Source material:
---
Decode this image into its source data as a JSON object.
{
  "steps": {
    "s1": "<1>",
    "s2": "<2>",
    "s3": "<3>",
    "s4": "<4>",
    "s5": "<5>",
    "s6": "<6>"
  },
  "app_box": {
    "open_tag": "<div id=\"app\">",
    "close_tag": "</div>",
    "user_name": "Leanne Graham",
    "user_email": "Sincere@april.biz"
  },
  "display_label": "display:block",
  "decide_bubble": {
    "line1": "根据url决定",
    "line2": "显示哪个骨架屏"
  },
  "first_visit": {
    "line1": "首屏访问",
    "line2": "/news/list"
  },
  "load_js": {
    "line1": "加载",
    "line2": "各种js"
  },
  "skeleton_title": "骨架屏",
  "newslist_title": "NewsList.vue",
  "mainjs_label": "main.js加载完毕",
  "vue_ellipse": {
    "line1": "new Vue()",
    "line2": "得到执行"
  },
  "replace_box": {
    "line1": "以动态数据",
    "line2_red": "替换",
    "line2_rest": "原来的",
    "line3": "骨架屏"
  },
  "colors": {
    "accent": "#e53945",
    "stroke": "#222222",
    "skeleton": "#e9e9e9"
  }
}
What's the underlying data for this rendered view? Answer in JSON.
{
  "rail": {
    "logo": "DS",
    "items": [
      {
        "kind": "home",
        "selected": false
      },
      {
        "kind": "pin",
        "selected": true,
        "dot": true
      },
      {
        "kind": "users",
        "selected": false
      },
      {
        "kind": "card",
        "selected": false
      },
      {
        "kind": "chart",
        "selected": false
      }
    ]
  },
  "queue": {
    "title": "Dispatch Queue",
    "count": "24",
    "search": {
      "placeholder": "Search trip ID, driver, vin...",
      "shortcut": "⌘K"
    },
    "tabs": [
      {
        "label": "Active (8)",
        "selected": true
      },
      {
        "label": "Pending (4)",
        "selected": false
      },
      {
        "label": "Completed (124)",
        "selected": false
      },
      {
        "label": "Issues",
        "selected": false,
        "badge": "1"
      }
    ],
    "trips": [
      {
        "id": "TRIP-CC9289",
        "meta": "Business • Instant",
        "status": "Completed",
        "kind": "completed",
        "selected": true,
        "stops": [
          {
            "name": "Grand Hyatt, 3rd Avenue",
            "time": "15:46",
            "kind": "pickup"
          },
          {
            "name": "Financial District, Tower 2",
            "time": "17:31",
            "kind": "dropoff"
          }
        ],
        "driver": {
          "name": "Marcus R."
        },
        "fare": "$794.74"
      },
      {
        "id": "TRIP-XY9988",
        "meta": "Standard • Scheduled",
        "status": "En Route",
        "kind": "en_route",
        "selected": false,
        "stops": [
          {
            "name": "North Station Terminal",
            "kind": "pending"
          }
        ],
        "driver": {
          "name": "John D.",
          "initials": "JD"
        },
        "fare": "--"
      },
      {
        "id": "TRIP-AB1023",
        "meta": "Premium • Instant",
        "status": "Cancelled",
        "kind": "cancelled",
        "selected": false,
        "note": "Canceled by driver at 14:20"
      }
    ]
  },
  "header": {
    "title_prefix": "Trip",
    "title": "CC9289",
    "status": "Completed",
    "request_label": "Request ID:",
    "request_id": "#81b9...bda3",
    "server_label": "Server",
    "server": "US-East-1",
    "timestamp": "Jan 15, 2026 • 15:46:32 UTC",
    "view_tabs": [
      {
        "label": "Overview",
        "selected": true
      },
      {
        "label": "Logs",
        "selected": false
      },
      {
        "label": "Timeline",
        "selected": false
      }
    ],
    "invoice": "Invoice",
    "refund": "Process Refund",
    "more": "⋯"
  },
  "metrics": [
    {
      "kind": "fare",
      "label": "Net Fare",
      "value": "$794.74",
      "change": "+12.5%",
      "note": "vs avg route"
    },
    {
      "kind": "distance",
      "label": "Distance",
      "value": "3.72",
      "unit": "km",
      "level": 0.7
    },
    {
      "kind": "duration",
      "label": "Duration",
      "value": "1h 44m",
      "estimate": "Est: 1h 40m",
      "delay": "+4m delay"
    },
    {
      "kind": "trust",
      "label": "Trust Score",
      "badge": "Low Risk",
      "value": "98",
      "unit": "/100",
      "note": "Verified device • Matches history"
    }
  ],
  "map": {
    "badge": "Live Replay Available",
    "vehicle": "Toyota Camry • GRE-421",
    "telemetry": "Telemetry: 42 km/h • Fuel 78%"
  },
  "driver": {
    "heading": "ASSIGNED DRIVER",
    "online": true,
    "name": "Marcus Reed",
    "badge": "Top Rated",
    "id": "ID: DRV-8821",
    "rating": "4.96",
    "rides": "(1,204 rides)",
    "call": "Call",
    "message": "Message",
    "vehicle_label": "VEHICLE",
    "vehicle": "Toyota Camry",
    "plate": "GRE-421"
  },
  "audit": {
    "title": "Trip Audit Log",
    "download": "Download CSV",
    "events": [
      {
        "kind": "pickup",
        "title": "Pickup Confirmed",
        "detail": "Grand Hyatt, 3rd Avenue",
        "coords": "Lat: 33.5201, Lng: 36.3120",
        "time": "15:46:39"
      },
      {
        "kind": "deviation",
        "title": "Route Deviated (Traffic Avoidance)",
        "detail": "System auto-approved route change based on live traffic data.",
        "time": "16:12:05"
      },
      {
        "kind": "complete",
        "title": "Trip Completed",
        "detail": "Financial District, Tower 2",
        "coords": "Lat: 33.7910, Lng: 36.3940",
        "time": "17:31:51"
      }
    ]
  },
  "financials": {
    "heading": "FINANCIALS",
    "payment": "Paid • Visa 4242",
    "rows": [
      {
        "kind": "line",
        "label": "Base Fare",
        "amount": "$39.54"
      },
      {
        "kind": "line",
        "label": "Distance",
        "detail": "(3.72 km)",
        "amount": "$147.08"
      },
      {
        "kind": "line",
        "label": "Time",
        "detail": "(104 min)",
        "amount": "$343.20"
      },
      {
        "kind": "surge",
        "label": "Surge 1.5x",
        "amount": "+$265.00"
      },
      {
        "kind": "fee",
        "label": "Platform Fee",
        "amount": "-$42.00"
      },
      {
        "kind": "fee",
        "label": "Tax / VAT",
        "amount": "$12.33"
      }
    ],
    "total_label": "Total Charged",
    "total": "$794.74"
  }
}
---
All of the material above needs to be copied exactly.

Decode this image into its source data as a JSON object.
{
  "steps": {
    "s1": "<1>",
    "s2": "<2>",
    "s3": "<3>",
    "s4": "<4>",
    "s5": "<5>",
    "s6": "<6>"
  },
  "app_box": {
    "open_tag": "<div id=\"app\">",
    "close_tag": "</div>",
    "user_name": "Leanne Graham",
    "user_email": "Sincere@april.biz"
  },
  "display_label": "display:block",
  "decide_bubble": {
    "line1": "根据url决定",
    "line2": "显示哪个骨架屏"
  },
  "first_visit": {
    "line1": "首屏访问",
    "line2": "/news/list"
  },
  "load_js": {
    "line1": "加载",
    "line2": "各种js"
  },
  "skeleton_title": "骨架屏",
  "newslist_title": "NewsList.vue",
  "mainjs_label": "main.js加载完毕",
  "vue_ellipse": {
    "line1": "new Vue()",
    "line2": "得到执行"
  },
  "replace_box": {
    "line1": "以动态数据",
    "line2_red": "替换",
    "line2_rest": "原来的",
    "line3": "骨架屏"
  },
  "colors": {
    "accent": "#e53945",
    "stroke": "#222222",
    "skeleton": "#e9e9e9"
  }
}
What's the underlying data for this rendered view? Answer in JSON.
{
  "rail": {
    "logo": "DS",
    "items": [
      {
        "kind": "home",
        "selected": false
      },
      {
        "kind": "pin",
        "selected": true,
        "dot": true
      },
      {
        "kind": "users",
        "selected": false
      },
      {
        "kind": "card",
        "selected": false
      },
      {
        "kind": "chart",
        "selected": false
      }
    ]
  },
  "queue": {
    "title": "Dispatch Queue",
    "count": "24",
    "search": {
      "placeholder": "Search trip ID, driver, vin...",
      "shortcut": "⌘K"
    },
    "tabs": [
      {
        "label": "Active (8)",
        "selected": true
      },
      {
        "label": "Pending (4)",
        "selected": false
      },
      {
        "label": "Completed (124)",
        "selected": false
      },
      {
        "label": "Issues",
        "selected": false,
        "badge": "1"
      }
    ],
    "trips": [
      {
        "id": "TRIP-CC9289",
        "meta": "Business • Instant",
        "status": "Completed",
        "kind": "completed",
        "selected": true,
        "stops": [
          {
            "name": "Grand Hyatt, 3rd Avenue",
            "time": "15:46",
            "kind": "pickup"
          },
          {
            "name": "Financial District, Tower 2",
            "time": "17:31",
            "kind": "dropoff"
          }
        ],
        "driver": {
          "name": "Marcus R."
        },
        "fare": "$794.74"
      },
      {
        "id": "TRIP-XY9988",
        "meta": "Standard • Scheduled",
        "status": "En Route",
        "kind": "en_route",
        "selected": false,
        "stops": [
          {
            "name": "North Station Terminal",
            "kind": "pending"
          }
        ],
        "driver": {
          "name": "John D.",
          "initials": "JD"
        },
        "fare": "--"
      },
      {
        "id": "TRIP-AB1023",
        "meta": "Premium • Instant",
        "status": "Cancelled",
        "kind": "cancelled",
        "selected": false,
        "note": "Canceled by driver at 14:20"
      }
    ]
  },
  "header": {
    "title_prefix": "Trip",
    "title": "CC9289",
    "status": "Completed",
    "request_label": "Request ID:",
    "request_id": "#81b9...bda3",
    "server_label": "Server",
    "server": "US-East-1",
    "timestamp": "Jan 15, 2026 • 15:46:32 UTC",
    "view_tabs": [
      {
        "label": "Overview",
        "selected": true
      },
      {
        "label": "Logs",
        "selected": false
      },
      {
        "label": "Timeline",
        "selected": false
      }
    ],
    "invoice": "Invoice",
    "refund": "Process Refund",
    "more": "⋯"
  },
  "metrics": [
    {
      "kind": "fare",
      "label": "Net Fare",
      "value": "$794.74",
      "change": "+12.5%",
      "note": "vs avg route"
    },
    {
      "kind": "distance",
      "label": "Distance",
      "value": "3.72",
      "unit": "km",
      "level": 0.7
    },
    {
      "kind": "duration",
      "label": "Duration",
      "value": "1h 44m",
      "estimate": "Est: 1h 40m",
      "delay": "+4m delay"
    },
    {
      "kind": "trust",
      "label": "Trust Score",
      "badge": "Low Risk",
      "value": "98",
      "unit": "/100",
      "note": "Verified device • Matches history"
    }
  ],
  "map": {
    "badge": "Live Replay Available",
    "vehicle": "Toyota Camry • GRE-421",
    "telemetry": "Telemetry: 42 km/h • Fuel 78%"
  },
  "driver": {
    "heading": "ASSIGNED DRIVER",
    "online": true,
    "name": "Marcus Reed",
    "badge": "Top Rated",
    "id": "ID: DRV-8821",
    "rating": "4.96",
    "rides": "(1,204 rides)",
    "call": "Call",
    "message": "Message",
    "vehicle_label": "VEHICLE",
    "vehicle": "Toyota Camry",
    "plate": "GRE-421"
  },
  "audit": {
    "title": "Trip Audit Log",
    "download": "Download CSV",
    "events": [
      {
        "kind": "pickup",
        "title": "Pickup Confirmed",
        "detail": "Grand Hyatt, 3rd Avenue",
        "coords": "Lat: 33.5201, Lng: 36.3120",
        "time": "15:46:39"
      },
      {
        "kind": "deviation",
        "title": "Route Deviated (Traffic Avoidance)",
        "detail": "System auto-approved route change based on live traffic data.",
        "time": "16:12:05"
      },
      {
        "kind": "complete",
        "title": "Trip Completed",
        "detail": "Financial District, Tower 2",
        "coords": "Lat: 33.7910, Lng: 36.3940",
        "time": "17:31:51"
      }
    ]
  },
  "financials": {
    "heading": "FINANCIALS",
    "payment": "Paid • Visa 4242",
    "rows": [
      {
        "kind": "line",
        "label": "Base Fare",
        "amount": "$39.54"
      },
      {
        "kind": "line",
        "label": "Distance",
        "detail": "(3.72 km)",
        "amount": "$147.08"
      },
      {
        "kind": "line",
        "label": "Time",
        "detail": "(104 min)",
        "amount": "$343.20"
      },
      {
        "kind": "surge",
        "label": "Surge 1.5x",
        "amount": "+$265.00"
      },
      {
        "kind": "fee",
        "label": "Platform Fee",
        "amount": "-$42.00"
      },
      {
        "kind": "fee",
        "label": "Tax / VAT",
        "amount": "$12.33"
      }
    ],
    "total_label": "Total Charged",
    "total": "$794.74"
  }
}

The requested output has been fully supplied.